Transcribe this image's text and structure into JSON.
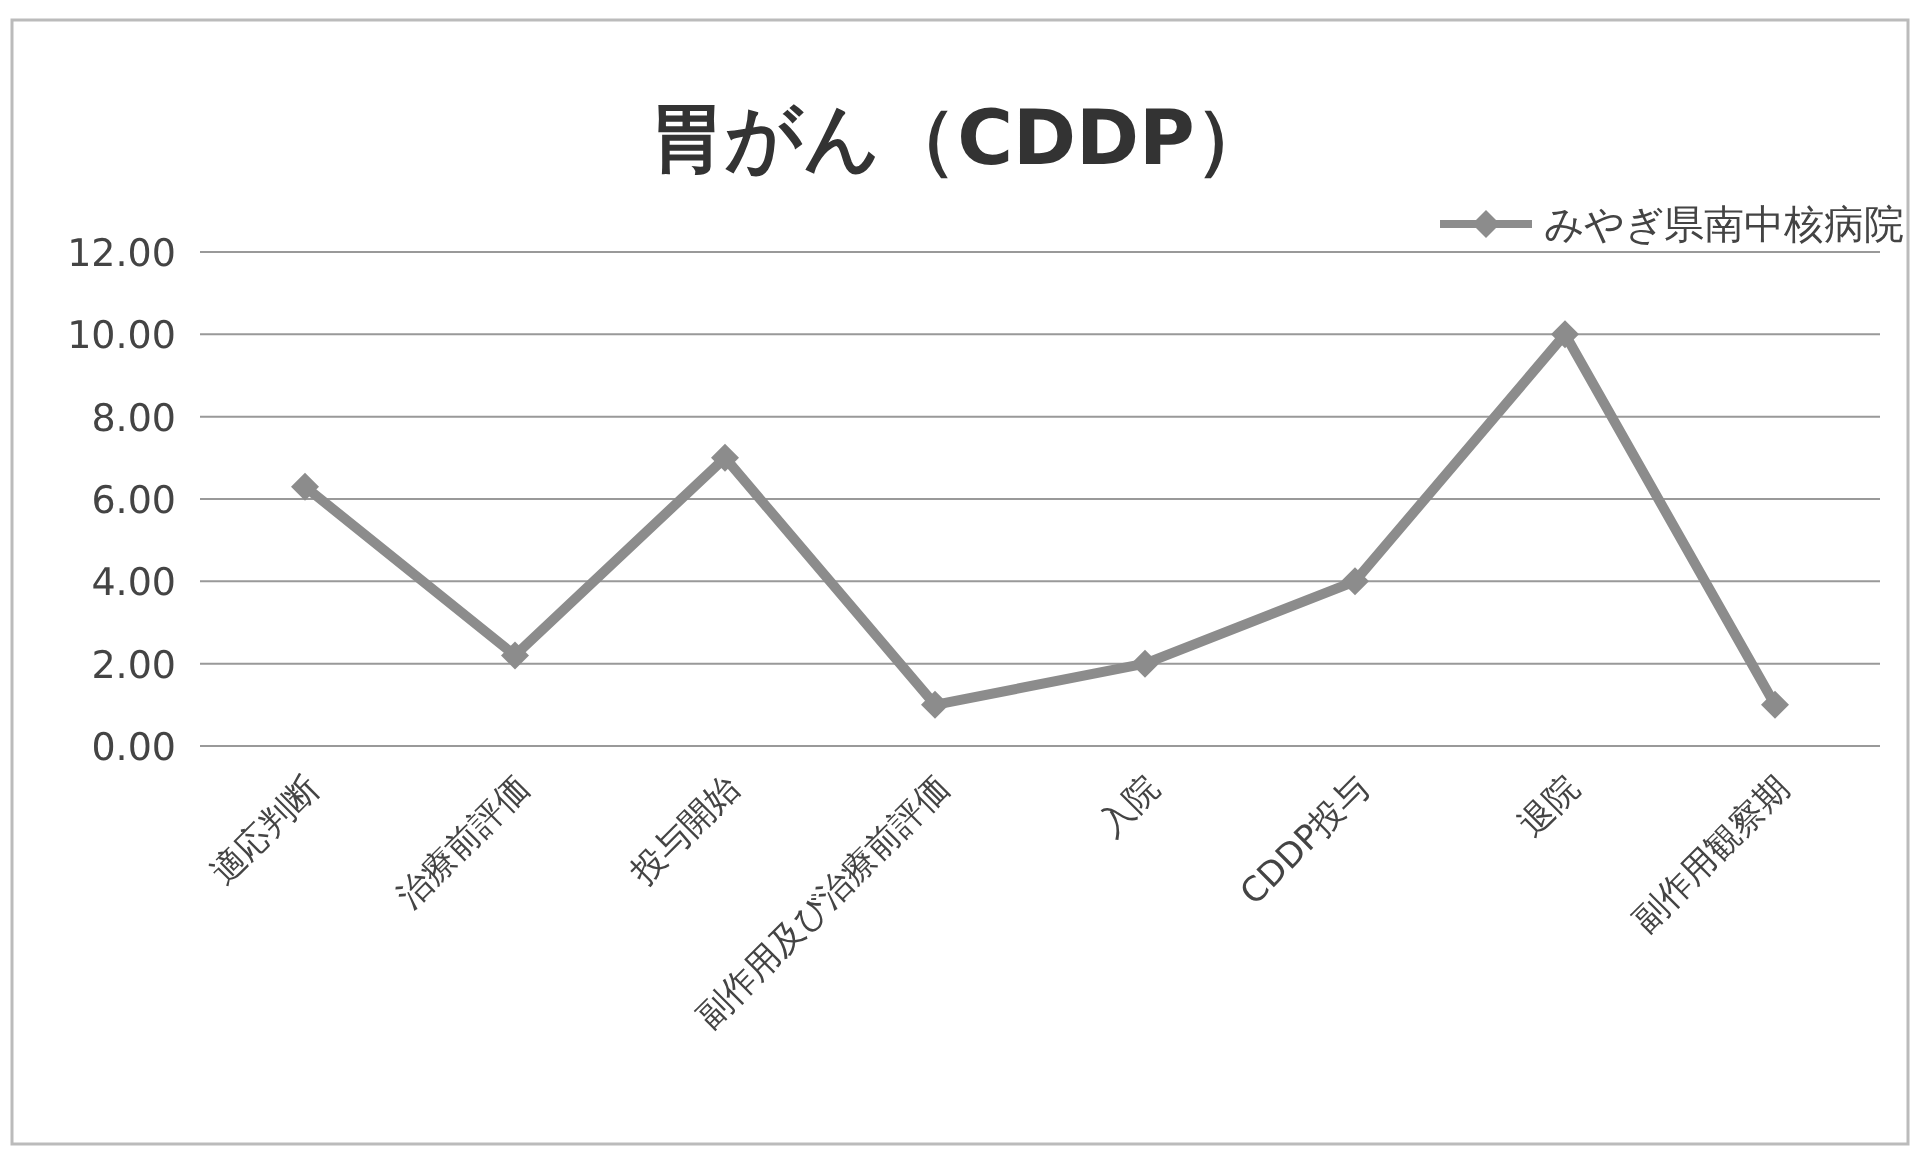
{
  "chart_data": {
    "type": "line",
    "title": "胃がん（CDDP）",
    "categories": [
      "適応判断",
      "治療前評価",
      "投与開始",
      "副作用及び治療前評価",
      "入院",
      "CDDP投与",
      "退院",
      "副作用観察期"
    ],
    "series": [
      {
        "name": "みやぎ県南中核病院",
        "color": "#8c8c8c",
        "values": [
          6.3,
          2.2,
          7.0,
          1.0,
          2.0,
          4.0,
          10.0,
          1.0
        ]
      }
    ],
    "ylim": [
      0,
      12
    ],
    "yticks": [
      {
        "value": 0,
        "label": "0.00"
      },
      {
        "value": 2,
        "label": "2.00"
      },
      {
        "value": 4,
        "label": "4.00"
      },
      {
        "value": 6,
        "label": "6.00"
      },
      {
        "value": 8,
        "label": "8.00"
      },
      {
        "value": 10,
        "label": "10.00"
      },
      {
        "value": 12,
        "label": "12.00"
      }
    ],
    "grid": "y",
    "legend": "top right",
    "marker": "diamond",
    "line_style": "solid"
  }
}
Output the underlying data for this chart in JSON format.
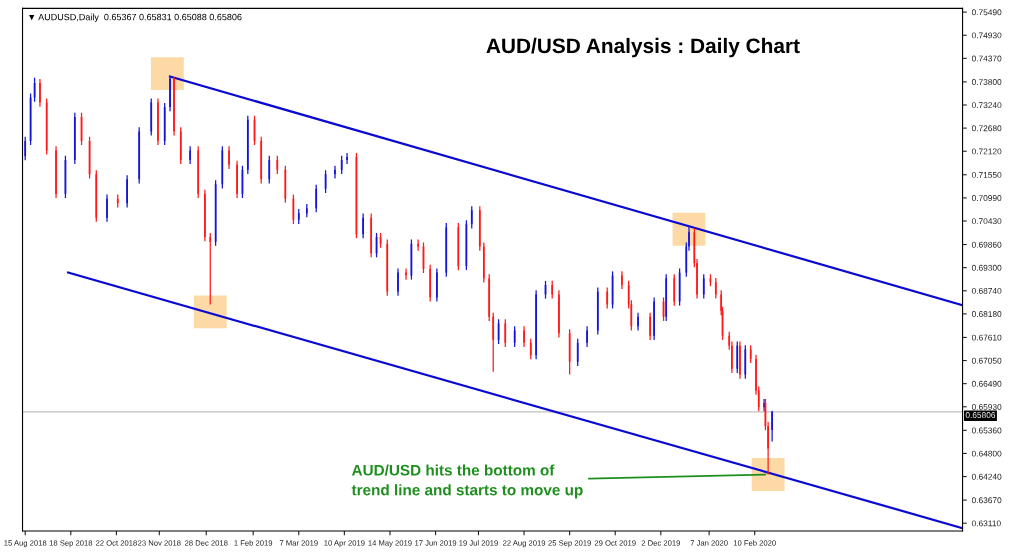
{
  "chart_data": {
    "type": "candlestick",
    "title": "AUD/USD Analysis : Daily Chart",
    "subtitle": "▼ AUDUSD,Daily  0.65367 0.65831 0.65088 0.65806",
    "x": [
      "2018-08-15",
      "2018-08-19",
      "2018-08-22",
      "2018-08-26",
      "2018-08-31",
      "2018-09-07",
      "2018-09-14",
      "2018-09-21",
      "2018-09-26",
      "2018-10-02",
      "2018-10-07",
      "2018-10-15",
      "2018-10-23",
      "2018-10-30",
      "2018-11-08",
      "2018-11-17",
      "2018-11-22",
      "2018-11-27",
      "2018-12-01",
      "2018-12-04",
      "2018-12-09",
      "2018-12-16",
      "2018-12-22",
      "2018-12-27",
      "2018-12-31",
      "2019-01-04",
      "2019-01-09",
      "2019-01-14",
      "2019-01-20",
      "2019-01-24",
      "2019-01-28",
      "2019-02-02",
      "2019-02-07",
      "2019-02-13",
      "2019-02-19",
      "2019-02-25",
      "2019-03-03",
      "2019-03-07",
      "2019-03-13",
      "2019-03-20",
      "2019-03-27",
      "2019-04-03",
      "2019-04-08",
      "2019-04-12",
      "2019-04-19",
      "2019-04-24",
      "2019-04-30",
      "2019-05-04",
      "2019-05-07",
      "2019-05-12",
      "2019-05-20",
      "2019-05-26",
      "2019-05-30",
      "2019-06-04",
      "2019-06-08",
      "2019-06-13",
      "2019-06-18",
      "2019-06-25",
      "2019-07-04",
      "2019-07-10",
      "2019-07-14",
      "2019-07-20",
      "2019-07-23",
      "2019-07-27",
      "2019-07-30",
      "2019-08-03",
      "2019-08-08",
      "2019-08-15",
      "2019-08-22",
      "2019-08-27",
      "2019-08-31",
      "2019-09-07",
      "2019-09-12",
      "2019-09-17",
      "2019-09-25",
      "2019-10-01",
      "2019-10-08",
      "2019-10-16",
      "2019-10-23",
      "2019-10-27",
      "2019-11-03",
      "2019-11-08",
      "2019-11-10",
      "2019-11-15",
      "2019-11-24",
      "2019-11-27",
      "2019-12-04",
      "2019-12-06",
      "2019-12-12",
      "2019-12-16",
      "2019-12-21",
      "2019-12-23",
      "2019-12-27",
      "2019-12-29",
      "2020-01-03",
      "2020-01-08",
      "2020-01-12",
      "2020-01-16",
      "2020-01-17",
      "2020-01-22",
      "2020-01-24",
      "2020-01-28",
      "2020-01-30",
      "2020-02-03",
      "2020-02-07",
      "2020-02-11",
      "2020-02-13",
      "2020-02-17",
      "2020-02-18",
      "2020-02-20",
      "2020-02-23"
    ],
    "ohlc": [
      [
        0.72,
        0.7247,
        0.719,
        0.7237
      ],
      [
        0.7237,
        0.7352,
        0.7227,
        0.7342
      ],
      [
        0.7342,
        0.739,
        0.7332,
        0.7377
      ],
      [
        0.7377,
        0.7387,
        0.732,
        0.733
      ],
      [
        0.733,
        0.734,
        0.7204,
        0.7214
      ],
      [
        0.7214,
        0.7224,
        0.7099,
        0.7109
      ],
      [
        0.7109,
        0.7201,
        0.7099,
        0.7191
      ],
      [
        0.7191,
        0.7305,
        0.7181,
        0.7295
      ],
      [
        0.7295,
        0.7305,
        0.7227,
        0.7237
      ],
      [
        0.7237,
        0.7247,
        0.7146,
        0.7156
      ],
      [
        0.7156,
        0.7166,
        0.7041,
        0.7051
      ],
      [
        0.7051,
        0.7107,
        0.7041,
        0.7097
      ],
      [
        0.7097,
        0.7107,
        0.7076,
        0.7086
      ],
      [
        0.7086,
        0.7154,
        0.7076,
        0.7144
      ],
      [
        0.7144,
        0.727,
        0.7134,
        0.726
      ],
      [
        0.726,
        0.734,
        0.725,
        0.733
      ],
      [
        0.733,
        0.734,
        0.7227,
        0.7237
      ],
      [
        0.7237,
        0.7329,
        0.7227,
        0.7319
      ],
      [
        0.7319,
        0.7394,
        0.7309,
        0.7388
      ],
      [
        0.7388,
        0.7392,
        0.725,
        0.726
      ],
      [
        0.726,
        0.727,
        0.7181,
        0.7191
      ],
      [
        0.7191,
        0.7224,
        0.7181,
        0.7214
      ],
      [
        0.7214,
        0.7224,
        0.7099,
        0.7109
      ],
      [
        0.7109,
        0.7119,
        0.6994,
        0.7004
      ],
      [
        0.7004,
        0.7014,
        0.6841,
        0.6993
      ],
      [
        0.6993,
        0.7142,
        0.6983,
        0.7132
      ],
      [
        0.7132,
        0.7224,
        0.7122,
        0.7214
      ],
      [
        0.7214,
        0.7224,
        0.7169,
        0.7179
      ],
      [
        0.7179,
        0.7189,
        0.7099,
        0.7109
      ],
      [
        0.7109,
        0.7177,
        0.7099,
        0.7167
      ],
      [
        0.7167,
        0.7298,
        0.7157,
        0.7288
      ],
      [
        0.7288,
        0.7298,
        0.7227,
        0.7237
      ],
      [
        0.7237,
        0.7247,
        0.7134,
        0.7144
      ],
      [
        0.7144,
        0.7201,
        0.7134,
        0.7191
      ],
      [
        0.7191,
        0.7201,
        0.7157,
        0.7167
      ],
      [
        0.7167,
        0.7177,
        0.7087,
        0.7097
      ],
      [
        0.7097,
        0.7107,
        0.7036,
        0.7046
      ],
      [
        0.7046,
        0.7072,
        0.7036,
        0.7062
      ],
      [
        0.7062,
        0.7084,
        0.7052,
        0.7074
      ],
      [
        0.7074,
        0.7131,
        0.7064,
        0.7121
      ],
      [
        0.7121,
        0.7166,
        0.7111,
        0.7156
      ],
      [
        0.7156,
        0.7177,
        0.7146,
        0.7167
      ],
      [
        0.7167,
        0.7201,
        0.7157,
        0.7191
      ],
      [
        0.7191,
        0.7208,
        0.7181,
        0.7198
      ],
      [
        0.7198,
        0.7208,
        0.7001,
        0.7011
      ],
      [
        0.7011,
        0.7061,
        0.7001,
        0.7051
      ],
      [
        0.7051,
        0.7061,
        0.6955,
        0.6965
      ],
      [
        0.6965,
        0.7014,
        0.6955,
        0.7004
      ],
      [
        0.7004,
        0.7014,
        0.6978,
        0.6988
      ],
      [
        0.6988,
        0.6998,
        0.6862,
        0.6872
      ],
      [
        0.6872,
        0.6928,
        0.6862,
        0.6918
      ],
      [
        0.6918,
        0.6928,
        0.6901,
        0.6911
      ],
      [
        0.6911,
        0.6998,
        0.6901,
        0.6988
      ],
      [
        0.6988,
        0.6998,
        0.6971,
        0.6981
      ],
      [
        0.6981,
        0.6991,
        0.6917,
        0.6927
      ],
      [
        0.6927,
        0.6937,
        0.6848,
        0.6858
      ],
      [
        0.6858,
        0.6928,
        0.6848,
        0.6918
      ],
      [
        0.6918,
        0.7038,
        0.6908,
        0.7028
      ],
      [
        0.7028,
        0.7038,
        0.6924,
        0.6934
      ],
      [
        0.6934,
        0.7045,
        0.6924,
        0.7035
      ],
      [
        0.7035,
        0.7079,
        0.7025,
        0.7069
      ],
      [
        0.7069,
        0.7079,
        0.6971,
        0.6981
      ],
      [
        0.6981,
        0.6991,
        0.6894,
        0.6904
      ],
      [
        0.6904,
        0.6914,
        0.6801,
        0.6811
      ],
      [
        0.6811,
        0.6821,
        0.6678,
        0.6755
      ],
      [
        0.6755,
        0.6805,
        0.6745,
        0.6795
      ],
      [
        0.6795,
        0.6805,
        0.6738,
        0.6748
      ],
      [
        0.6748,
        0.6788,
        0.6738,
        0.6778
      ],
      [
        0.6778,
        0.6788,
        0.6738,
        0.6748
      ],
      [
        0.6748,
        0.6758,
        0.6708,
        0.6718
      ],
      [
        0.6718,
        0.6875,
        0.6708,
        0.6865
      ],
      [
        0.6865,
        0.6898,
        0.6855,
        0.6888
      ],
      [
        0.6888,
        0.6898,
        0.6855,
        0.6865
      ],
      [
        0.6865,
        0.6875,
        0.6761,
        0.6771
      ],
      [
        0.6771,
        0.6781,
        0.6671,
        0.6702
      ],
      [
        0.6702,
        0.6758,
        0.6692,
        0.6748
      ],
      [
        0.6748,
        0.6788,
        0.6738,
        0.6778
      ],
      [
        0.6778,
        0.6882,
        0.6768,
        0.6872
      ],
      [
        0.6872,
        0.6882,
        0.6831,
        0.6841
      ],
      [
        0.6841,
        0.6921,
        0.6831,
        0.6911
      ],
      [
        0.6911,
        0.6921,
        0.6878,
        0.6888
      ],
      [
        0.6888,
        0.6898,
        0.6831,
        0.6841
      ],
      [
        0.6841,
        0.6851,
        0.6778,
        0.6788
      ],
      [
        0.6788,
        0.6821,
        0.6778,
        0.6811
      ],
      [
        0.6811,
        0.6821,
        0.6755,
        0.6765
      ],
      [
        0.6765,
        0.6858,
        0.6755,
        0.6848
      ],
      [
        0.6848,
        0.6858,
        0.6801,
        0.6811
      ],
      [
        0.6811,
        0.6914,
        0.6801,
        0.6904
      ],
      [
        0.6904,
        0.6914,
        0.6838,
        0.6848
      ],
      [
        0.6848,
        0.6928,
        0.6838,
        0.6918
      ],
      [
        0.6918,
        0.6991,
        0.6908,
        0.6981
      ],
      [
        0.6981,
        0.7032,
        0.6971,
        0.7016
      ],
      [
        0.7016,
        0.7026,
        0.6931,
        0.6941
      ],
      [
        0.6941,
        0.6951,
        0.6855,
        0.6865
      ],
      [
        0.6865,
        0.6914,
        0.6855,
        0.6904
      ],
      [
        0.6904,
        0.6914,
        0.6885,
        0.6895
      ],
      [
        0.6895,
        0.6905,
        0.6855,
        0.6865
      ],
      [
        0.6865,
        0.6875,
        0.6815,
        0.6825
      ],
      [
        0.6825,
        0.6835,
        0.6755,
        0.6765
      ],
      [
        0.6765,
        0.6775,
        0.6731,
        0.6741
      ],
      [
        0.6741,
        0.6751,
        0.6675,
        0.6685
      ],
      [
        0.6685,
        0.6751,
        0.6675,
        0.6741
      ],
      [
        0.6741,
        0.6751,
        0.6661,
        0.6671
      ],
      [
        0.6671,
        0.6742,
        0.6661,
        0.6732
      ],
      [
        0.6732,
        0.6742,
        0.6699,
        0.6709
      ],
      [
        0.6709,
        0.6719,
        0.6622,
        0.6632
      ],
      [
        0.6632,
        0.6642,
        0.6582,
        0.6592
      ],
      [
        0.6592,
        0.6612,
        0.6582,
        0.6602
      ],
      [
        0.6602,
        0.6612,
        0.6536,
        0.6546
      ],
      [
        0.6546,
        0.6556,
        0.6429,
        0.6492
      ],
      [
        0.65367,
        0.65831,
        0.65088,
        0.65806
      ]
    ],
    "colors": [
      "#1515d6",
      "#1515d6",
      "#1515d6",
      "#ff1a1a",
      "#ff1a1a",
      "#ff1a1a",
      "#1515d6",
      "#1515d6",
      "#ff1a1a",
      "#ff1a1a",
      "#ff1a1a",
      "#1515d6",
      "#ff1a1a",
      "#1515d6",
      "#1515d6",
      "#1515d6",
      "#ff1a1a",
      "#1515d6",
      "#1515d6",
      "#ff1a1a",
      "#ff1a1a",
      "#1515d6",
      "#ff1a1a",
      "#ff1a1a",
      "#ff1a1a",
      "#1515d6",
      "#1515d6",
      "#ff1a1a",
      "#ff1a1a",
      "#1515d6",
      "#1515d6",
      "#ff1a1a",
      "#ff1a1a",
      "#1515d6",
      "#ff1a1a",
      "#ff1a1a",
      "#ff1a1a",
      "#1515d6",
      "#1515d6",
      "#1515d6",
      "#1515d6",
      "#1515d6",
      "#1515d6",
      "#1515d6",
      "#ff1a1a",
      "#1515d6",
      "#ff1a1a",
      "#1515d6",
      "#ff1a1a",
      "#ff1a1a",
      "#1515d6",
      "#ff1a1a",
      "#1515d6",
      "#ff1a1a",
      "#ff1a1a",
      "#ff1a1a",
      "#1515d6",
      "#1515d6",
      "#ff1a1a",
      "#1515d6",
      "#1515d6",
      "#ff1a1a",
      "#ff1a1a",
      "#ff1a1a",
      "#ff1a1a",
      "#1515d6",
      "#ff1a1a",
      "#1515d6",
      "#ff1a1a",
      "#ff1a1a",
      "#1515d6",
      "#1515d6",
      "#ff1a1a",
      "#ff1a1a",
      "#ff1a1a",
      "#1515d6",
      "#1515d6",
      "#1515d6",
      "#ff1a1a",
      "#1515d6",
      "#ff1a1a",
      "#ff1a1a",
      "#ff1a1a",
      "#1515d6",
      "#ff1a1a",
      "#1515d6",
      "#ff1a1a",
      "#1515d6",
      "#ff1a1a",
      "#1515d6",
      "#1515d6",
      "#1515d6",
      "#ff1a1a",
      "#ff1a1a",
      "#1515d6",
      "#ff1a1a",
      "#ff1a1a",
      "#ff1a1a",
      "#ff1a1a",
      "#ff1a1a",
      "#ff1a1a",
      "#1515d6",
      "#ff1a1a",
      "#1515d6",
      "#ff1a1a",
      "#ff1a1a",
      "#ff1a1a",
      "#1515d6",
      "#ff1a1a",
      "#ff1a1a",
      "#1515d6"
    ],
    "series": [
      {
        "type": "scatter",
        "marker": "square",
        "color": "#fdd9a5",
        "x": [
          "2018-11-29",
          "2018-12-31",
          "2019-12-23",
          "2020-02-20"
        ],
        "values": [
          0.74,
          0.6823,
          0.7023,
          0.6429
        ]
      },
      {
        "type": "line",
        "color": "#0a0ad2",
        "x": [
          "2018-12-01",
          "2020-07-14"
        ],
        "values": [
          0.7393,
          0.6839
        ]
      },
      {
        "type": "line",
        "color": "#0a0ad2",
        "x": [
          "2018-09-16",
          "2020-07-14"
        ],
        "values": [
          0.6918,
          0.6299
        ]
      }
    ],
    "ref_lines": [
      {
        "axis": "y",
        "value": 0.65806,
        "label": "0.65806",
        "color": "#c0c0c0"
      }
    ],
    "annotations": [
      {
        "text": "AUD/USD hits the bottom of\ntrend line and starts to move up",
        "x": "2020-02-20",
        "y": 0.6429
      }
    ],
    "xlim": [
      "2018-08-13",
      "2020-07-14"
    ],
    "xticks": [
      {
        "value": "2018-08-15",
        "label": "15 Aug 2018"
      },
      {
        "value": "2018-09-18",
        "label": "18 Sep 2018"
      },
      {
        "value": "2018-10-22",
        "label": "22 Oct 2018"
      },
      {
        "value": "2018-11-23",
        "label": "23 Nov 2018"
      },
      {
        "value": "2018-12-28",
        "label": "28 Dec 2018"
      },
      {
        "value": "2019-02-01",
        "label": "1 Feb 2019"
      },
      {
        "value": "2019-03-07",
        "label": "7 Mar 2019"
      },
      {
        "value": "2019-04-10",
        "label": "10 Apr 2019"
      },
      {
        "value": "2019-05-14",
        "label": "14 May 2019"
      },
      {
        "value": "2019-06-17",
        "label": "17 Jun 2019"
      },
      {
        "value": "2019-07-19",
        "label": "19 Jul 2019"
      },
      {
        "value": "2019-08-22",
        "label": "22 Aug 2019"
      },
      {
        "value": "2019-09-25",
        "label": "25 Sep 2019"
      },
      {
        "value": "2019-10-29",
        "label": "29 Oct 2019"
      },
      {
        "value": "2019-12-02",
        "label": "2 Dec 2019"
      },
      {
        "value": "2020-01-07",
        "label": "7 Jan 2020"
      },
      {
        "value": "2020-02-10",
        "label": "10 Feb 2020"
      }
    ],
    "ylim": [
      0.6292,
      0.7558
    ],
    "yticks": [
      {
        "value": 0.7549,
        "label": "0.75490"
      },
      {
        "value": 0.7493,
        "label": "0.74930"
      },
      {
        "value": 0.7437,
        "label": "0.74370"
      },
      {
        "value": 0.738,
        "label": "0.73800"
      },
      {
        "value": 0.7324,
        "label": "0.73240"
      },
      {
        "value": 0.7268,
        "label": "0.72680"
      },
      {
        "value": 0.7212,
        "label": "0.72120"
      },
      {
        "value": 0.7155,
        "label": "0.71550"
      },
      {
        "value": 0.7099,
        "label": "0.70990"
      },
      {
        "value": 0.7043,
        "label": "0.70430"
      },
      {
        "value": 0.6986,
        "label": "0.69860"
      },
      {
        "value": 0.693,
        "label": "0.69300"
      },
      {
        "value": 0.6874,
        "label": "0.68740"
      },
      {
        "value": 0.6818,
        "label": "0.68180"
      },
      {
        "value": 0.6761,
        "label": "0.67610"
      },
      {
        "value": 0.6705,
        "label": "0.67050"
      },
      {
        "value": 0.6649,
        "label": "0.66490"
      },
      {
        "value": 0.6593,
        "label": "0.65930"
      },
      {
        "value": 0.6536,
        "label": "0.65360"
      },
      {
        "value": 0.648,
        "label": "0.64800"
      },
      {
        "value": 0.6424,
        "label": "0.64240"
      },
      {
        "value": 0.6367,
        "label": "0.63670"
      },
      {
        "value": 0.6311,
        "label": "0.63110"
      }
    ],
    "grid": false,
    "legend": false
  }
}
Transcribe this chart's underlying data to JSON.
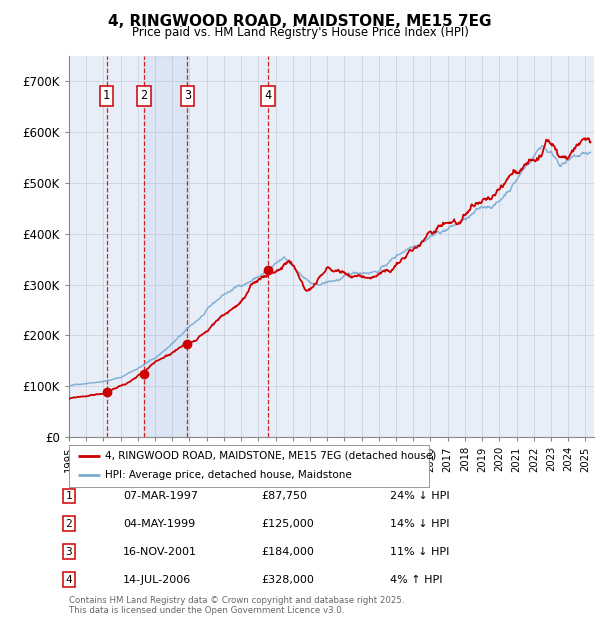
● ● ●
DO THIS:
Locate the word "text" in the records above, and return each line that has it.

RESULT FOR THIS TASK:
Transcribe this image's text and structure into JSON.
        "text": "AUD/USD hits the bottom of\ntrend line and starts to move up",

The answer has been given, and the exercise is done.